DO THIS
Please repeat all of the listing exactly.

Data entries
╭──

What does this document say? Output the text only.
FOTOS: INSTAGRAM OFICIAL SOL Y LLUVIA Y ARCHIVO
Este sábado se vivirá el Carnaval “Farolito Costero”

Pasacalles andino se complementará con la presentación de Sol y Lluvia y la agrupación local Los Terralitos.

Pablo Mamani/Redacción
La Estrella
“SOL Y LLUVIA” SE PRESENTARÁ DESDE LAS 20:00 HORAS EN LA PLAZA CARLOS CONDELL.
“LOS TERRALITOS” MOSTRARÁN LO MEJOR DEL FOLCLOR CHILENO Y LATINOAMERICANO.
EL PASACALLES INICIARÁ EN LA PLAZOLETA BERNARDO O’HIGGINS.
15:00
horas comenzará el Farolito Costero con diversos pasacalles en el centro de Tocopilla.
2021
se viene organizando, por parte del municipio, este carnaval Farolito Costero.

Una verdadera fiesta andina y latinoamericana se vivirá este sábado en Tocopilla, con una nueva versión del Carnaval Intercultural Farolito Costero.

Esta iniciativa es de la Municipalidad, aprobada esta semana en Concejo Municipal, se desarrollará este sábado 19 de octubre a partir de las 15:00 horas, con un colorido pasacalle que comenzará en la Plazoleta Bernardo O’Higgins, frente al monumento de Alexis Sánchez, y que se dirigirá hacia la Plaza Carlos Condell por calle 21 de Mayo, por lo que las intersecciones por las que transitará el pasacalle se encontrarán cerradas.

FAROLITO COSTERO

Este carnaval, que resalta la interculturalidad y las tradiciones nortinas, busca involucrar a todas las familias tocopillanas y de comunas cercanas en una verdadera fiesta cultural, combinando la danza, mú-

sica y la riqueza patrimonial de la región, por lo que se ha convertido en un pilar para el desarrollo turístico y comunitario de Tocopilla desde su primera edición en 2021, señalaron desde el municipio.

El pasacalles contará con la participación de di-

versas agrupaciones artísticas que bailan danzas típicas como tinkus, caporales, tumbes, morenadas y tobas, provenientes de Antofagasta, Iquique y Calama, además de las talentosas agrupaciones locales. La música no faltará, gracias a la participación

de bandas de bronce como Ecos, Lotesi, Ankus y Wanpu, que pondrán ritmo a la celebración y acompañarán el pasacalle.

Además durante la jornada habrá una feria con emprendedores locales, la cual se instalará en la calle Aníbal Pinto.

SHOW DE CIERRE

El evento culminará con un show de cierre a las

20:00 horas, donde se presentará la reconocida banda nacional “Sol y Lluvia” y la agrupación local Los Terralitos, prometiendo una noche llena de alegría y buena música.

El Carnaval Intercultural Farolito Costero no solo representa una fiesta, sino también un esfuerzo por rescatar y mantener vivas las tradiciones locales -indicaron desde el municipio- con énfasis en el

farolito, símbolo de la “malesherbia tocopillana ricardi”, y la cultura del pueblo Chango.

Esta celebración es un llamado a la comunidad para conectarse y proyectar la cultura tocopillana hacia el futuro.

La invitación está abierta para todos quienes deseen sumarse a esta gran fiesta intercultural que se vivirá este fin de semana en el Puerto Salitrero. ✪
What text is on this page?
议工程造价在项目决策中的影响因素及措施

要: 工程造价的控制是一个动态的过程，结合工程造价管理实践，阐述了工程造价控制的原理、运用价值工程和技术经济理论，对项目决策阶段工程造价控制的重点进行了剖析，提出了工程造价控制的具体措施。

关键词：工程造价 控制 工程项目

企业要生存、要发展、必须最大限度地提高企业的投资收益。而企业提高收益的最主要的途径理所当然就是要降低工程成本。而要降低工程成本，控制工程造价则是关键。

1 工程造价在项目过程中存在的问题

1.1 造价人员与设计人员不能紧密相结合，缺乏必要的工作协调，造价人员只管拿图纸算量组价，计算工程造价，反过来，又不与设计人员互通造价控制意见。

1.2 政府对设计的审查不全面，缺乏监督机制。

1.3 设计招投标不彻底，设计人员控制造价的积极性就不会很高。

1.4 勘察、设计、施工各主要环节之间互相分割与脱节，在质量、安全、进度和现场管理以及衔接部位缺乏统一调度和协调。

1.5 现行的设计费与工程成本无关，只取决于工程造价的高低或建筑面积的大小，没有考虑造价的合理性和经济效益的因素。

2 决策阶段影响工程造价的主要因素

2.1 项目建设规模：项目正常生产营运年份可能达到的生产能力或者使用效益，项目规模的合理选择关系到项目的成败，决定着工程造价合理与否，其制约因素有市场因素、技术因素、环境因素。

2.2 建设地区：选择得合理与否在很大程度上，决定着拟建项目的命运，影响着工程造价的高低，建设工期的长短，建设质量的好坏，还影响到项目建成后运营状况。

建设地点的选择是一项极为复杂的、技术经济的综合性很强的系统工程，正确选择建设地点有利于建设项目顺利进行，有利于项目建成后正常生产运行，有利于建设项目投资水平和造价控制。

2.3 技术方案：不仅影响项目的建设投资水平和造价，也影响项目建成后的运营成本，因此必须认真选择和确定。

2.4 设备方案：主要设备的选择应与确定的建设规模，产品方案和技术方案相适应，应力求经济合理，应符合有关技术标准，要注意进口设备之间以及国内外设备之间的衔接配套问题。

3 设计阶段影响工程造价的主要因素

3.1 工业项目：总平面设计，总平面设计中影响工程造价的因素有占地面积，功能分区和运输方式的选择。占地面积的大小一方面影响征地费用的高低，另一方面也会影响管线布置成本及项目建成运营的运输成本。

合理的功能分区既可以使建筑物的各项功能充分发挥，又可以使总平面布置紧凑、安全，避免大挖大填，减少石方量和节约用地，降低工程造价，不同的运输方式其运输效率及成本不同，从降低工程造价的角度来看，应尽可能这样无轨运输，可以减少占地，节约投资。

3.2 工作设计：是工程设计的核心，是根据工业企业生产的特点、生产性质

╰──

TASK RESPONSE
What does this document say? Output the text only.
FOTOS: INSTAGRAM OFICIAL SOL Y LLUVIA Y ARCHIVO
Este sábado se vivirá el Carnaval “Farolito Costero”

Pasacalles andino se complementará con la presentación de Sol y Lluvia y la agrupación local Los Terralitos.

Pablo Mamani/Redacción
La Estrella
“SOL Y LLUVIA” SE PRESENTARÁ DESDE LAS 20:00 HORAS EN LA PLAZA CARLOS CONDELL.
“LOS TERRALITOS” MOSTRARÁN LO MEJOR DEL FOLCLOR CHILENO Y LATINOAMERICANO.
EL PASACALLES INICIARÁ EN LA PLAZOLETA BERNARDO O’HIGGINS.
15:00
horas comenzará el Farolito Costero con diversos pasacalles en el centro de Tocopilla.
2021
se viene organizando, por parte del municipio, este carnaval Farolito Costero.

Una verdadera fiesta andina y latinoamericana se vivirá este sábado en Tocopilla, con una nueva versión del Carnaval Intercultural Farolito Costero.

Esta iniciativa es de la Municipalidad, aprobada esta semana en Concejo Municipal, se desarrollará este sábado 19 de octubre a partir de las 15:00 horas, con un colorido pasacalle que comenzará en la Plazoleta Bernardo O’Higgins, frente al monumento de Alexis Sánchez, y que se dirigirá hacia la Plaza Carlos Condell por calle 21 de Mayo, por lo que las intersecciones por las que transitará el pasacalle se encontrarán cerradas.

FAROLITO COSTERO

Este carnaval, que resalta la interculturalidad y las tradiciones nortinas, busca involucrar a todas las familias tocopillanas y de comunas cercanas en una verdadera fiesta cultural, combinando la danza, mú-

sica y la riqueza patrimonial de la región, por lo que se ha convertido en un pilar para el desarrollo turístico y comunitario de Tocopilla desde su primera edición en 2021, señalaron desde el municipio.

El pasacalles contará con la participación de di-

versas agrupaciones artísticas que bailan danzas típicas como tinkus, caporales, tumbes, morenadas y tobas, provenientes de Antofagasta, Iquique y Calama, además de las talentosas agrupaciones locales. La música no faltará, gracias a la participación

de bandas de bronce como Ecos, Lotesi, Ankus y Wanpu, que pondrán ritmo a la celebración y acompañarán el pasacalle.

Además durante la jornada habrá una feria con emprendedores locales, la cual se instalará en la calle Aníbal Pinto.

SHOW DE CIERRE

El evento culminará con un show de cierre a las

20:00 horas, donde se presentará la reconocida banda nacional “Sol y Lluvia” y la agrupación local Los Terralitos, prometiendo una noche llena de alegría y buena música.

El Carnaval Intercultural Farolito Costero no solo representa una fiesta, sino también un esfuerzo por rescatar y mantener vivas las tradiciones locales -indicaron desde el municipio- con énfasis en el

farolito, símbolo de la “malesherbia tocopillana ricardi”, y la cultura del pueblo Chango.

Esta celebración es un llamado a la comunidad para conectarse y proyectar la cultura tocopillana hacia el futuro.

La invitación está abierta para todos quienes deseen sumarse a esta gran fiesta intercultural que se vivirá este fin de semana en el Puerto Salitrero. ✪
What text is on this page?
议工程造价在项目决策中的影响因素及措施

要: 工程造价的控制是一个动态的过程，结合工程造价管理实践，阐述了工程造价控制的原理、运用价值工程和技术经济理论，对项目决策阶段工程造价控制的重点进行了剖析，提出了工程造价控制的具体措施。

关键词：工程造价 控制 工程项目

企业要生存、要发展、必须最大限度地提高企业的投资收益。而企业提高收益的最主要的途径理所当然就是要降低工程成本。而要降低工程成本，控制工程造价则是关键。

1 工程造价在项目过程中存在的问题

1.1 造价人员与设计人员不能紧密相结合，缺乏必要的工作协调，造价人员只管拿图纸算量组价，计算工程造价，反过来，又不与设计人员互通造价控制意见。

1.2 政府对设计的审查不全面，缺乏监督机制。

1.3 设计招投标不彻底，设计人员控制造价的积极性就不会很高。

1.4 勘察、设计、施工各主要环节之间互相分割与脱节，在质量、安全、进度和现场管理以及衔接部位缺乏统一调度和协调。

1.5 现行的设计费与工程成本无关，只取决于工程造价的高低或建筑面积的大小，没有考虑造价的合理性和经济效益的因素。

2 决策阶段影响工程造价的主要因素

2.1 项目建设规模：项目正常生产营运年份可能达到的生产能力或者使用效益，项目规模的合理选择关系到项目的成败，决定着工程造价合理与否，其制约因素有市场因素、技术因素、环境因素。

2.2 建设地区：选择得合理与否在很大程度上，决定着拟建项目的命运，影响着工程造价的高低，建设工期的长短，建设质量的好坏，还影响到项目建成后运营状况。

建设地点的选择是一项极为复杂的、技术经济的综合性很强的系统工程，正确选择建设地点有利于建设项目顺利进行，有利于项目建成后正常生产运行，有利于建设项目投资水平和造价控制。

2.3 技术方案：不仅影响项目的建设投资水平和造价，也影响项目建成后的运营成本，因此必须认真选择和确定。

2.4 设备方案：主要设备的选择应与确定的建设规模，产品方案和技术方案相适应，应力求经济合理，应符合有关技术标准，要注意进口设备之间以及国内外设备之间的衔接配套问题。

3 设计阶段影响工程造价的主要因素

3.1 工业项目：总平面设计，总平面设计中影响工程造价的因素有占地面积，功能分区和运输方式的选择。占地面积的大小一方面影响征地费用的高低，另一方面也会影响管线布置成本及项目建成运营的运输成本。

合理的功能分区既可以使建筑物的各项功能充分发挥，又可以使总平面布置紧凑、安全，避免大挖大填，减少石方量和节约用地，降低工程造价，不同的运输方式其运输效率及成本不同，从降低工程造价的角度来看，应尽可能这样无轨运输，可以减少占地，节约投资。

3.2 工作设计：是工程设计的核心，是根据工业企业生产的特点、生产性质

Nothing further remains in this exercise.